▶ WHAT IS EXPECTED: Filter these entries, keeping only lines that hold the word "пункта".

▶ INPUT ROWS:

━━━━━━

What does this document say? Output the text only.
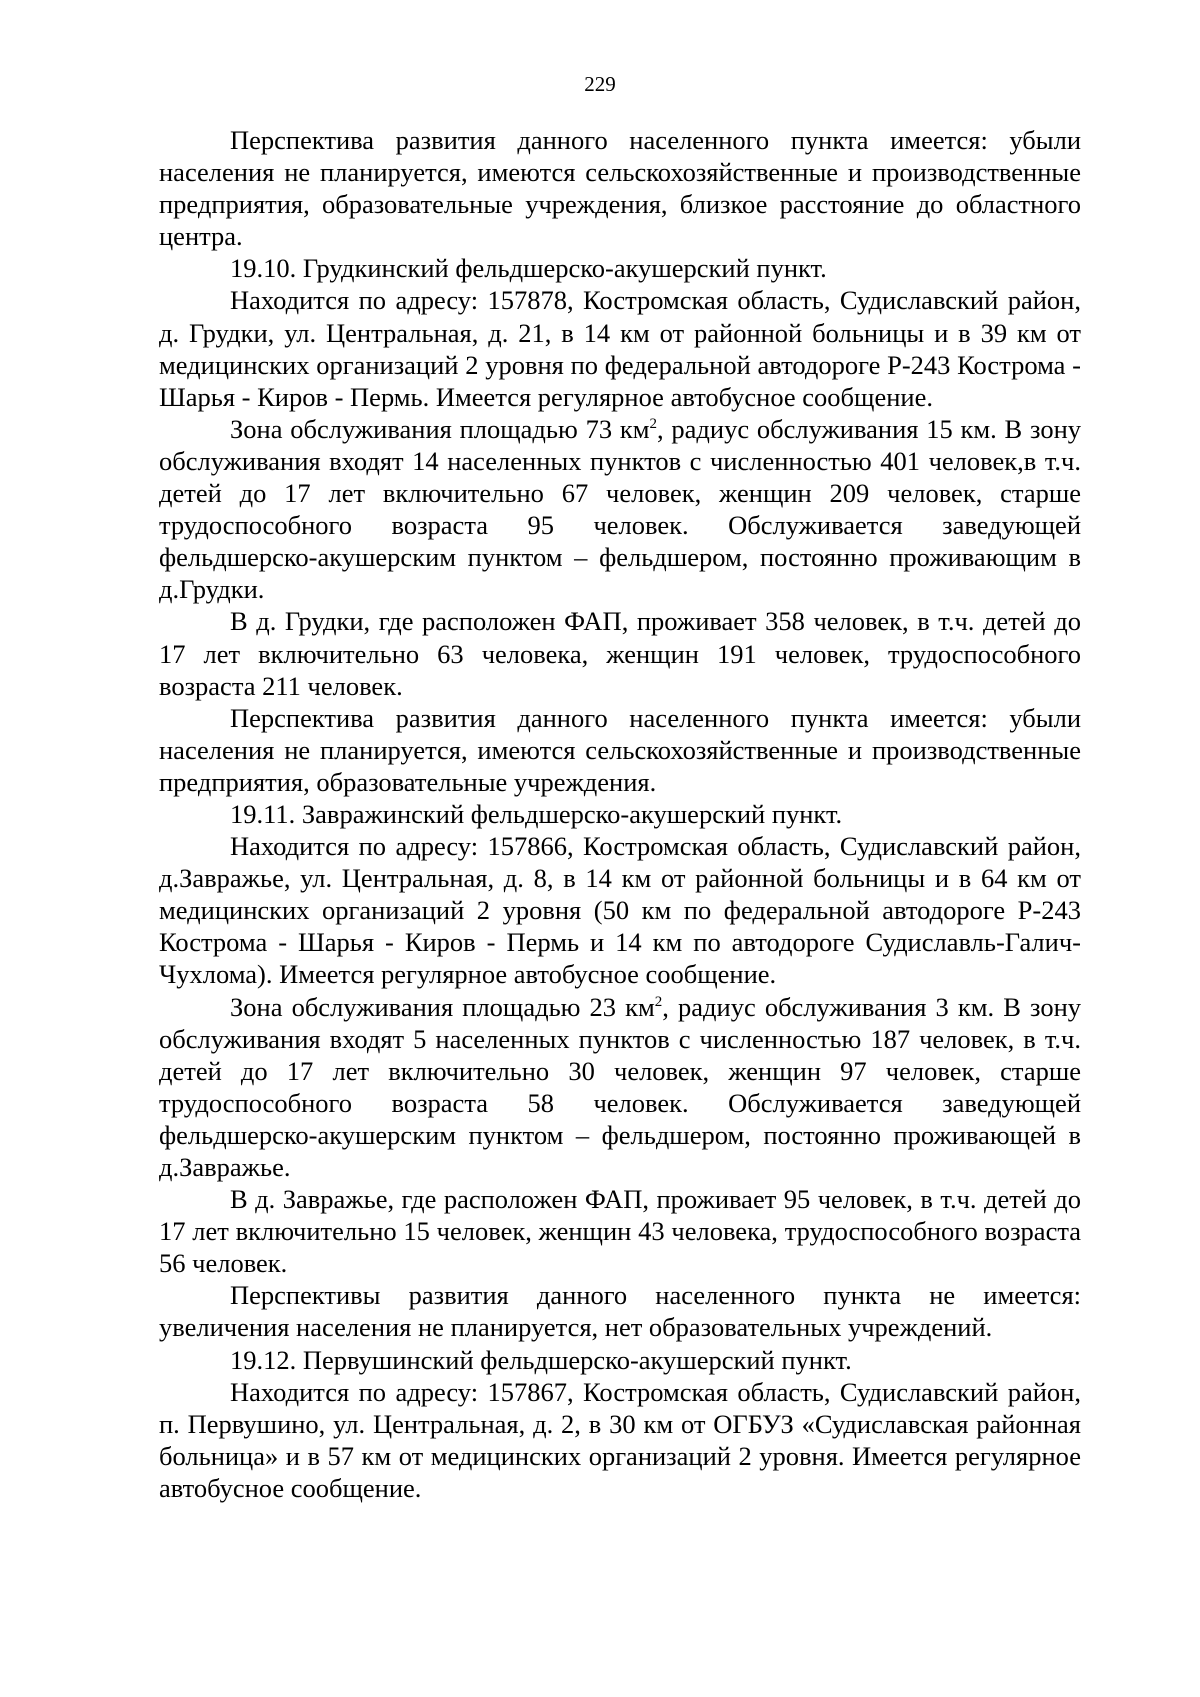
229

Перспектива развития данного населенного пункта имеется: убыли населения не планируется, имеются сельскохозяйственные и производственные предприятия, образовательные учреждения, близкое расстояние до областного центра.

19.10. Грудкинский фельдшерско-акушерский пункт.

Находится по адресу: 157878, Костромская область, Судиславский район, д. Грудки, ул. Центральная, д. 21, в 14 км от районной больницы и в 39 км от медицинских организаций 2 уровня по федеральной автодороге Р-243 Кострома - Шарья - Киров - Пермь. Имеется регулярное автобусное сообщение.

Зона обслуживания площадью 73 $км^2$, радиус обслуживания 15 км. В зону обслуживания входят 14 населенных пунктов с численностью 401 человек,в т.ч. детей до 17 лет включительно 67 человек, женщин 209 человек, старше трудоспособного возраста 95 человек. Обслуживается заведующей фельдшерско-акушерским пунктом – фельдшером, постоянно проживающим в д.Грудки.

В д. Грудки, где расположен ФАП, проживает 358 человек, в т.ч. детей до 17 лет включительно 63 человека, женщин 191 человек, трудоспособного возраста 211 человек.

Перспектива развития данного населенного пункта имеется: убыли населения не планируется, имеются сельскохозяйственные и производственные предприятия, образовательные учреждения.

19.11. Завражинский фельдшерско-акушерский пункт.

Находится по адресу: 157866, Костромская область, Судиславский район, д.Завражье, ул. Центральная, д. 8, в 14 км от районной больницы и в 64 км от медицинских организаций 2 уровня (50 км по федеральной автодороге Р-243 Кострома - Шарья - Киров - Пермь и 14 км по автодороге Судиславль-Галич-Чухлома). Имеется регулярное автобусное сообщение.

Зона обслуживания площадью 23 $км^2$, радиус обслуживания 3 км. В зону обслуживания входят 5 населенных пунктов с численностью 187 человек, в т.ч. детей до 17 лет включительно 30 человек, женщин 97 человек, старше трудоспособного возраста 58 человек. Обслуживается заведующей фельдшерско-акушерским пунктом – фельдшером, постоянно проживающей в д.Завражье.

В д. Завражье, где расположен ФАП, проживает 95 человек, в т.ч. детей до 17 лет включительно 15 человек, женщин 43 человека, трудоспособного возраста 56 человек.

Перспективы развития данного населенного пункта не имеется: увеличения населения не планируется, нет образовательных учреждений.

19.12. Первушинский фельдшерско-акушерский пункт.

Находится по адресу: 157867, Костромская область, Судиславский район, п. Первушино, ул. Центральная, д. 2, в 30 км от ОГБУЗ «Судиславская районная больница» и в 57 км от медицинских организаций 2 уровня. Имеется регулярное автобусное сообщение.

━━━━━━

▶ OUTPUT FOR THIS TASK:
Перспектива развития данного населенного пункта имеется: убыли населения не планируется, имеются сельскохозяйственные и производственные предприятия, образовательные учреждения, близкое расстояние до областного центра.
Перспектива развития данного населенного пункта имеется: убыли населения не планируется, имеются сельскохозяйственные и производственные предприятия, образовательные учреждения.
Перспективы развития данного населенного пункта не имеется: увеличения населения не планируется, нет образовательных учреждений.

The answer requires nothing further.